**Record set:**
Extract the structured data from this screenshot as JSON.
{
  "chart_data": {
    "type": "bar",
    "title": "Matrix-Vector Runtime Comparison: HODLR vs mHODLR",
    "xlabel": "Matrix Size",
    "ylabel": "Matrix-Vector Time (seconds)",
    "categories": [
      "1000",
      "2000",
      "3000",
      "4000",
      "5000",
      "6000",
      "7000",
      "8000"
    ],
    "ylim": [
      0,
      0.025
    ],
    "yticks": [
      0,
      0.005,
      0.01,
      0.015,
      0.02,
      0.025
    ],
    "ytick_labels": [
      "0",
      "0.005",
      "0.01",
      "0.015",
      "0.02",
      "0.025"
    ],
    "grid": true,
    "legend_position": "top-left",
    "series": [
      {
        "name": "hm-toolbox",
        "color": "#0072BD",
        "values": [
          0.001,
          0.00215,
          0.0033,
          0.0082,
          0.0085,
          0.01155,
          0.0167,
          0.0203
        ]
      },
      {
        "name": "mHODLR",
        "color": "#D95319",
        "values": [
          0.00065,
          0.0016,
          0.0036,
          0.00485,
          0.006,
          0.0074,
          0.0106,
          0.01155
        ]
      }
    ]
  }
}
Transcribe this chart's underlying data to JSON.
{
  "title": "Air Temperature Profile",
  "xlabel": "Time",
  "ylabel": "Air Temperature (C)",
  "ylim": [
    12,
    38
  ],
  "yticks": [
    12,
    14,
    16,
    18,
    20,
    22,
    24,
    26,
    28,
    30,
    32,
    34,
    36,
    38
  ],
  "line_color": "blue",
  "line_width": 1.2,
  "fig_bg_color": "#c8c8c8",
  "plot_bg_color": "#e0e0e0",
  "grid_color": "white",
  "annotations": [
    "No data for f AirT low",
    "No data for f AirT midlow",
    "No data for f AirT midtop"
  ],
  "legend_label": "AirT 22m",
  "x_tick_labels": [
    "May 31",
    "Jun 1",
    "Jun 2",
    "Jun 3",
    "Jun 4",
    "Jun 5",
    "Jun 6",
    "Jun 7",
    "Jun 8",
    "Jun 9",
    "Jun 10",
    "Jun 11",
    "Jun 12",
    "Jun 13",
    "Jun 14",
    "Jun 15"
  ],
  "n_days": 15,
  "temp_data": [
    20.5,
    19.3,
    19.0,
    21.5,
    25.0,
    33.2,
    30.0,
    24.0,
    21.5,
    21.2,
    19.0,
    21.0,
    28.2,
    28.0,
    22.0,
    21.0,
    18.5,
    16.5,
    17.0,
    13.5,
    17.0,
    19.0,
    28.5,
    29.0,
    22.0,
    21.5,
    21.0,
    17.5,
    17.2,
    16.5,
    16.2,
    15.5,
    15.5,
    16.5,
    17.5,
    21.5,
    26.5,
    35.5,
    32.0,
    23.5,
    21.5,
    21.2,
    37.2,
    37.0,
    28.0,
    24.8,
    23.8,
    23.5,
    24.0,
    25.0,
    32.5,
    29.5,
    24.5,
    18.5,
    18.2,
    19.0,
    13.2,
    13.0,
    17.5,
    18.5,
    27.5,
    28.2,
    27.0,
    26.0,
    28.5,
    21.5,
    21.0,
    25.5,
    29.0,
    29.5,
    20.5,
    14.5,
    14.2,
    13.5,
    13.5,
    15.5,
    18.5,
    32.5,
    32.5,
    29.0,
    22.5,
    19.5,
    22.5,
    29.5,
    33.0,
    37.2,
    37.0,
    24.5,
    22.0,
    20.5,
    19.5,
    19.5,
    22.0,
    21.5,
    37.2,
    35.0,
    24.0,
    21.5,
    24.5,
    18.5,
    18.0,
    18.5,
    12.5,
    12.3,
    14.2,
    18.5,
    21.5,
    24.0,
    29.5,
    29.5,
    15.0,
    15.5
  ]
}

**Do this:**
Write out all the lines again, exactly as they are.

**Response:**
Extract the structured data from this screenshot as JSON.
{
  "chart_data": {
    "type": "bar",
    "title": "Matrix-Vector Runtime Comparison: HODLR vs mHODLR",
    "xlabel": "Matrix Size",
    "ylabel": "Matrix-Vector Time (seconds)",
    "categories": [
      "1000",
      "2000",
      "3000",
      "4000",
      "5000",
      "6000",
      "7000",
      "8000"
    ],
    "ylim": [
      0,
      0.025
    ],
    "yticks": [
      0,
      0.005,
      0.01,
      0.015,
      0.02,
      0.025
    ],
    "ytick_labels": [
      "0",
      "0.005",
      "0.01",
      "0.015",
      "0.02",
      "0.025"
    ],
    "grid": true,
    "legend_position": "top-left",
    "series": [
      {
        "name": "hm-toolbox",
        "color": "#0072BD",
        "values": [
          0.001,
          0.00215,
          0.0033,
          0.0082,
          0.0085,
          0.01155,
          0.0167,
          0.0203
        ]
      },
      {
        "name": "mHODLR",
        "color": "#D95319",
        "values": [
          0.00065,
          0.0016,
          0.0036,
          0.00485,
          0.006,
          0.0074,
          0.0106,
          0.01155
        ]
      }
    ]
  }
}
Transcribe this chart's underlying data to JSON.
{
  "title": "Air Temperature Profile",
  "xlabel": "Time",
  "ylabel": "Air Temperature (C)",
  "ylim": [
    12,
    38
  ],
  "yticks": [
    12,
    14,
    16,
    18,
    20,
    22,
    24,
    26,
    28,
    30,
    32,
    34,
    36,
    38
  ],
  "line_color": "blue",
  "line_width": 1.2,
  "fig_bg_color": "#c8c8c8",
  "plot_bg_color": "#e0e0e0",
  "grid_color": "white",
  "annotations": [
    "No data for f AirT low",
    "No data for f AirT midlow",
    "No data for f AirT midtop"
  ],
  "legend_label": "AirT 22m",
  "x_tick_labels": [
    "May 31",
    "Jun 1",
    "Jun 2",
    "Jun 3",
    "Jun 4",
    "Jun 5",
    "Jun 6",
    "Jun 7",
    "Jun 8",
    "Jun 9",
    "Jun 10",
    "Jun 11",
    "Jun 12",
    "Jun 13",
    "Jun 14",
    "Jun 15"
  ],
  "n_days": 15,
  "temp_data": [
    20.5,
    19.3,
    19.0,
    21.5,
    25.0,
    33.2,
    30.0,
    24.0,
    21.5,
    21.2,
    19.0,
    21.0,
    28.2,
    28.0,
    22.0,
    21.0,
    18.5,
    16.5,
    17.0,
    13.5,
    17.0,
    19.0,
    28.5,
    29.0,
    22.0,
    21.5,
    21.0,
    17.5,
    17.2,
    16.5,
    16.2,
    15.5,
    15.5,
    16.5,
    17.5,
    21.5,
    26.5,
    35.5,
    32.0,
    23.5,
    21.5,
    21.2,
    37.2,
    37.0,
    28.0,
    24.8,
    23.8,
    23.5,
    24.0,
    25.0,
    32.5,
    29.5,
    24.5,
    18.5,
    18.2,
    19.0,
    13.2,
    13.0,
    17.5,
    18.5,
    27.5,
    28.2,
    27.0,
    26.0,
    28.5,
    21.5,
    21.0,
    25.5,
    29.0,
    29.5,
    20.5,
    14.5,
    14.2,
    13.5,
    13.5,
    15.5,
    18.5,
    32.5,
    32.5,
    29.0,
    22.5,
    19.5,
    22.5,
    29.5,
    33.0,
    37.2,
    37.0,
    24.5,
    22.0,
    20.5,
    19.5,
    19.5,
    22.0,
    21.5,
    37.2,
    35.0,
    24.0,
    21.5,
    24.5,
    18.5,
    18.0,
    18.5,
    12.5,
    12.3,
    14.2,
    18.5,
    21.5,
    24.0,
    29.5,
    29.5,
    15.0,
    15.5
  ]
}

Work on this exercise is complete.